▸ **Aufgabenstellung**: Schreib bitte aus dem folgenden Textabschnitt über Jesu Sühnetod die Stelle wortgetreu ab, beginnend mit „Er ist darum“ und weiter bis einschließlich „Lust und Freude.“.
━━━━━ Textabschnitt ━━━━━
Wollt ihr selig sein, ihr Hurer und Diebe, ihr Zornigen und Mörder und Lügner, und wer ihr seid, ihr Verzagten und Ungläubigen, die ihr das höret? (und die ihr's itzt leset) So wisset, daß Jesus für euch Alle gebüßet hat, und daß ihr es in diesem Augenblick erfahren könnt, daß ihr durch Seine Wunden seid heil worden. 1 Petr. 2, 24. Der Born stehet offen, der wider alle Sünde und Ungerechtigkeit gegeben ist. Zach. 13, 1. „Nehmt hin die Absolution, und seht Ihn an, und glaubt, und stehet auf, und freuet euch, und zieht euch an, und lauft.„

Er ist darum für Alle gestorben, auf daß die, so da leben, hinfort nicht ihnen selbst leben, sondern Dem, der für sie gestorben und auferstanden ist. 2 Cor. 5, 15.

Wir sind Seine und gehören Ihm an. Wie wir vorher ein Lustspiel des Satans gewesen sind, so können wir von nun an ein Lustspiel des Heilands sein. Diejenigen Dinge in Seinem Dienst, davon die Welt sagt, das ist eine Last, eine Beschwerde, werden uns eine Lust und Freude.
━━━━━ Bereitgestellte Einträge ━━━━━
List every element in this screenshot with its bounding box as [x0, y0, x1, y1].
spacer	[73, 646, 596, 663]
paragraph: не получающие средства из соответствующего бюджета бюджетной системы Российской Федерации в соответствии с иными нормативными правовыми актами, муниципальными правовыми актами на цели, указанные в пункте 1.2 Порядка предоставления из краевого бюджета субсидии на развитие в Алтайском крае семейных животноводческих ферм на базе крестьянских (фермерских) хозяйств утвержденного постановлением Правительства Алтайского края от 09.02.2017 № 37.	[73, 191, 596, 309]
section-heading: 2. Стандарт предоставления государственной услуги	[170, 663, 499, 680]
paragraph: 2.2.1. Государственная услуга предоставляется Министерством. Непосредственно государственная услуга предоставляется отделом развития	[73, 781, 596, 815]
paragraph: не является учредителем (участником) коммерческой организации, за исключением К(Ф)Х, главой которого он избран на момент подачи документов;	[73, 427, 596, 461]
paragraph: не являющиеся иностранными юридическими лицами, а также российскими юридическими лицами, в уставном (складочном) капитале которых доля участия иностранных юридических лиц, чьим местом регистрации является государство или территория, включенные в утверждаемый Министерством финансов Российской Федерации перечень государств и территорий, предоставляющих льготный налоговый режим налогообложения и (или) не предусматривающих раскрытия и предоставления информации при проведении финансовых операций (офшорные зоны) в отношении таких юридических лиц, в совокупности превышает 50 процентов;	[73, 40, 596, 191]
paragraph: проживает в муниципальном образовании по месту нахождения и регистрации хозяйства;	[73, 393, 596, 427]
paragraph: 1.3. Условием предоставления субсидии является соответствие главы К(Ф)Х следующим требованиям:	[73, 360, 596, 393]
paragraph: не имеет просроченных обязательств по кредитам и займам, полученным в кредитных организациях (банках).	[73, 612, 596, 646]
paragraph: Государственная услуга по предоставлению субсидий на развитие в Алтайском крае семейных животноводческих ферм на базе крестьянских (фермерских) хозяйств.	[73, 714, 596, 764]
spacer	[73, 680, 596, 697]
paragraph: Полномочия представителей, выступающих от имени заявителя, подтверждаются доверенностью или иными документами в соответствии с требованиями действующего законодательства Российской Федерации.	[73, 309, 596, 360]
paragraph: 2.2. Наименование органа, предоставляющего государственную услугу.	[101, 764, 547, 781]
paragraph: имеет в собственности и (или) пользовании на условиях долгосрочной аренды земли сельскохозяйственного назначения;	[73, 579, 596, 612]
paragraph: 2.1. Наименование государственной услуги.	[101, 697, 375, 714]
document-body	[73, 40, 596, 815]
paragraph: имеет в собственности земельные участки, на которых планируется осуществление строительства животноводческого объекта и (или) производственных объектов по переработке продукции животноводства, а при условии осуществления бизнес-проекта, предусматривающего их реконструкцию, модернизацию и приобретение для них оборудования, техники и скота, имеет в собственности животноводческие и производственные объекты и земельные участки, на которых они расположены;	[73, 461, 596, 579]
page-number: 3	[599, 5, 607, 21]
━━━━━
▸ **Antwort zur Aufgabe**:
Er ist darum für Alle gestorben, auf daß die, so da leben, hinfort nicht ihnen selbst leben, sondern Dem, der für sie gestorben und auferstanden ist. 2 Cor. 5, 15.

Wir sind Seine und gehören Ihm an. Wie wir vorher ein Lustspiel des Satans gewesen sind, so können wir von nun an ein Lustspiel des Heilands sein. Diejenigen Dinge in Seinem Dienst, davon die Welt sagt, das ist eine Last, eine Beschwerde, werden uns eine Lust und Freude.